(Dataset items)
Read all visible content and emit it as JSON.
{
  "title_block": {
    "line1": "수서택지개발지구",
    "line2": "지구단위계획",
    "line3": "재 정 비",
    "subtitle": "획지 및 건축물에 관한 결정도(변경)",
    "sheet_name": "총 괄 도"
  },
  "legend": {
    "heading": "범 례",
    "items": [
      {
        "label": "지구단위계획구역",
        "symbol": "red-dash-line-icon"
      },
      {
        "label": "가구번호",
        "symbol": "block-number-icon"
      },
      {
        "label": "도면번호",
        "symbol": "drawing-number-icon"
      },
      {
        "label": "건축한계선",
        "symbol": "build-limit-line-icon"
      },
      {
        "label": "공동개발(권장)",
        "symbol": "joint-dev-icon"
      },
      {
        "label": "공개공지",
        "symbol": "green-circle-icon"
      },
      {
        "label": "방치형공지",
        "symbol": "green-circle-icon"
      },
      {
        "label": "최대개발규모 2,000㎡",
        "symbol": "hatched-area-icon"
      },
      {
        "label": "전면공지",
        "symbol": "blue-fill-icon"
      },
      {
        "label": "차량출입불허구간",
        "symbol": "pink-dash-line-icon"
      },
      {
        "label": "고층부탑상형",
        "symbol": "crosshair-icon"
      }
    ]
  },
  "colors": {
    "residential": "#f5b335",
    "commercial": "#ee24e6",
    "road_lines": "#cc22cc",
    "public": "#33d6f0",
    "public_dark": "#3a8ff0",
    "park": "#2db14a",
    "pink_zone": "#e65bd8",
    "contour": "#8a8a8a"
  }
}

_INSTRUCTIONS FOR THE TASK_
Return the whole listing exactly, with every line included.

_RESULT OF THIS TASK_
Read all visible content and emit it as JSON.
{
  "title_block": {
    "line1": "수서택지개발지구",
    "line2": "지구단위계획",
    "line3": "재 정 비",
    "subtitle": "획지 및 건축물에 관한 결정도(변경)",
    "sheet_name": "총 괄 도"
  },
  "legend": {
    "heading": "범 례",
    "items": [
      {
        "label": "지구단위계획구역",
        "symbol": "red-dash-line-icon"
      },
      {
        "label": "가구번호",
        "symbol": "block-number-icon"
      },
      {
        "label": "도면번호",
        "symbol": "drawing-number-icon"
      },
      {
        "label": "건축한계선",
        "symbol": "build-limit-line-icon"
      },
      {
        "label": "공동개발(권장)",
        "symbol": "joint-dev-icon"
      },
      {
        "label": "공개공지",
        "symbol": "green-circle-icon"
      },
      {
        "label": "방치형공지",
        "symbol": "green-circle-icon"
      },
      {
        "label": "최대개발규모 2,000㎡",
        "symbol": "hatched-area-icon"
      },
      {
        "label": "전면공지",
        "symbol": "blue-fill-icon"
      },
      {
        "label": "차량출입불허구간",
        "symbol": "pink-dash-line-icon"
      },
      {
        "label": "고층부탑상형",
        "symbol": "crosshair-icon"
      }
    ]
  },
  "colors": {
    "residential": "#f5b335",
    "commercial": "#ee24e6",
    "road_lines": "#cc22cc",
    "public": "#33d6f0",
    "public_dark": "#3a8ff0",
    "park": "#2db14a",
    "pink_zone": "#e65bd8",
    "contour": "#8a8a8a"
  }
}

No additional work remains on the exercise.